Every line below should be copied exactly; drop the pictures.

• ENTRIES SUPPLIED:
::::
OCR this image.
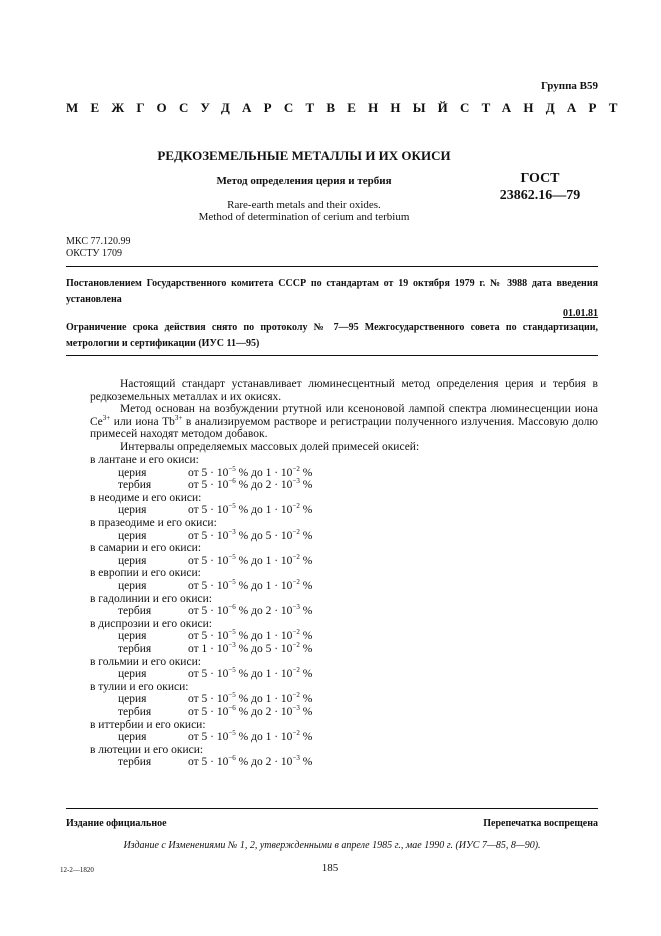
Группа В59
МЕЖГОСУДАРСТВЕННЫЙ СТАНДАРТ
РЕДКОЗЕМЕЛЬНЫЕ МЕТАЛЛЫ И ИХ ОКИСИ
Метод определения церия и тербия
Rare-earth metals and their oxides.
Method of determination of cerium and terbium
ГОСТ
23862.16—79
МКС 77.120.99
ОКСТУ 1709
Постановлением Государственного комитета СССР по стандартам от 19 октября 1979 г. № 3988 дата введения установлена
01.01.81
Ограничение срока действия снято по протоколу № 7—95 Межгосударственного совета по стандартизации, метрологии и сертификации (ИУС 11—95)
Настоящий стандарт устанавливает люминесцентный метод определения церия и тербия в редкоземельных металлах и их окисях.
Метод основан на возбуждении ртутной или ксеноновой лампой спектра люминесценции иона $Ce^{3+}$ или иона $Tb^{3+}$ в анализируемом растворе и регистрации полученного излучения. Массовую долю примесей находят методом добавок.
Интервалы определяемых массовых долей примесей окисей:
в лантане и его окиси:
церия	от $5 \cdot 10^{-5}$ % до $1 \cdot 10^{-2}$ %
тербия	от $5 \cdot 10^{-6}$ % до $2 \cdot 10^{-3}$ %
в неодиме и его окиси:
церия	от $5 \cdot 10^{-5}$ % до $1 \cdot 10^{-2}$ %
в празеодиме и его окиси:
церия	от $5 \cdot 10^{-3}$ % до $5 \cdot 10^{-2}$ %
в самарии и его окиси:
церия	от $5 \cdot 10^{-5}$ % до $1 \cdot 10^{-2}$ %
в европии и его окиси:
церия	от $5 \cdot 10^{-5}$ % до $1 \cdot 10^{-2}$ %
в гадолинии и его окиси:
тербия	от $5 \cdot 10^{-6}$ % до $2 \cdot 10^{-3}$ %
в диспрозии и его окиси:
церия	от $5 \cdot 10^{-5}$ % до $1 \cdot 10^{-2}$ %
тербия	от $1 \cdot 10^{-3}$ % до $5 \cdot 10^{-2}$ %
в гольмии и его окиси:
церия	от $5 \cdot 10^{-5}$ % до $1 \cdot 10^{-2}$ %
в тулии и его окиси:
церия	от $5 \cdot 10^{-5}$ % до $1 \cdot 10^{-2}$ %
тербия	от $5 \cdot 10^{-6}$ % до $2 \cdot 10^{-3}$ %
в иттербии и его окиси:
церия	от $5 \cdot 10^{-5}$ % до $1 \cdot 10^{-2}$ %
в лютеции и его окиси:
тербия	от $5 \cdot 10^{-6}$ % до $2 \cdot 10^{-3}$ %
Издание официальное	Перепечатка воспрещена
Издание с Изменениями № 1, 2, утвержденными в апреле 1985 г., мае 1990 г. (ИУС 7—85, 8—90).
12-2—1820	185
::::
• RESULT:
OCR this image.
Группа В59
МЕЖГОСУДАРСТВЕННЫЙ СТАНДАРТ
РЕДКОЗЕМЕЛЬНЫЕ МЕТАЛЛЫ И ИХ ОКИСИ
Метод определения церия и тербия
Rare-earth metals and their oxides.
Method of determination of cerium and terbium
ГОСТ
23862.16—79
МКС 77.120.99
ОКСТУ 1709
Постановлением Государственного комитета СССР по стандартам от 19 октября 1979 г. № 3988 дата введения установлена
01.01.81
Ограничение срока действия снято по протоколу № 7—95 Межгосударственного совета по стандартизации, метрологии и сертификации (ИУС 11—95)
Настоящий стандарт устанавливает люминесцентный метод определения церия и тербия в редкоземельных металлах и их окисях.
Метод основан на возбуждении ртутной или ксеноновой лампой спектра люминесценции иона $Ce^{3+}$ или иона $Tb^{3+}$ в анализируемом растворе и регистрации полученного излучения. Массовую долю примесей находят методом добавок.
Интервалы определяемых массовых долей примесей окисей:
в лантане и его окиси:
церия	от $5 \cdot 10^{-5}$ % до $1 \cdot 10^{-2}$ %
тербия	от $5 \cdot 10^{-6}$ % до $2 \cdot 10^{-3}$ %
в неодиме и его окиси:
церия	от $5 \cdot 10^{-5}$ % до $1 \cdot 10^{-2}$ %
в празеодиме и его окиси:
церия	от $5 \cdot 10^{-3}$ % до $5 \cdot 10^{-2}$ %
в самарии и его окиси:
церия	от $5 \cdot 10^{-5}$ % до $1 \cdot 10^{-2}$ %
в европии и его окиси:
церия	от $5 \cdot 10^{-5}$ % до $1 \cdot 10^{-2}$ %
в гадолинии и его окиси:
тербия	от $5 \cdot 10^{-6}$ % до $2 \cdot 10^{-3}$ %
в диспрозии и его окиси:
церия	от $5 \cdot 10^{-5}$ % до $1 \cdot 10^{-2}$ %
тербия	от $1 \cdot 10^{-3}$ % до $5 \cdot 10^{-2}$ %
в гольмии и его окиси:
церия	от $5 \cdot 10^{-5}$ % до $1 \cdot 10^{-2}$ %
в тулии и его окиси:
церия	от $5 \cdot 10^{-5}$ % до $1 \cdot 10^{-2}$ %
тербия	от $5 \cdot 10^{-6}$ % до $2 \cdot 10^{-3}$ %
в иттербии и его окиси:
церия	от $5 \cdot 10^{-5}$ % до $1 \cdot 10^{-2}$ %
в лютеции и его окиси:
тербия	от $5 \cdot 10^{-6}$ % до $2 \cdot 10^{-3}$ %
Издание официальное	Перепечатка воспрещена
Издание с Изменениями № 1, 2, утвержденными в апреле 1985 г., мае 1990 г. (ИУС 7—85, 8—90).
12-2—1820	185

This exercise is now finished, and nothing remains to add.